Chart and figure data
§ §

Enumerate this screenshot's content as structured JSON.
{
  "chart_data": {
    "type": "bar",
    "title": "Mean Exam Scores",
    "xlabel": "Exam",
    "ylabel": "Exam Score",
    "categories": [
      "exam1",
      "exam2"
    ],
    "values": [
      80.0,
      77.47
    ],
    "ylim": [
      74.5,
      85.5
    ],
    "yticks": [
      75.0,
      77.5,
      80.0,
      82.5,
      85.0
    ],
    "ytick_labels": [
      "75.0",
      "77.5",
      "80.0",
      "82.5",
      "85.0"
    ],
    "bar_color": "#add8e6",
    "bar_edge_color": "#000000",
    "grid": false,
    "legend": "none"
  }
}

§ §

REQUIRED WORK: Every record should be given again exactly.

TASK SOLUTION:
Enumerate this screenshot's content as structured JSON.
{
  "chart_data": {
    "type": "bar",
    "title": "Mean Exam Scores",
    "xlabel": "Exam",
    "ylabel": "Exam Score",
    "categories": [
      "exam1",
      "exam2"
    ],
    "values": [
      80.0,
      77.47
    ],
    "ylim": [
      74.5,
      85.5
    ],
    "yticks": [
      75.0,
      77.5,
      80.0,
      82.5,
      85.0
    ],
    "ytick_labels": [
      "75.0",
      "77.5",
      "80.0",
      "82.5",
      "85.0"
    ],
    "bar_color": "#add8e6",
    "bar_edge_color": "#000000",
    "grid": false,
    "legend": "none"
  }
}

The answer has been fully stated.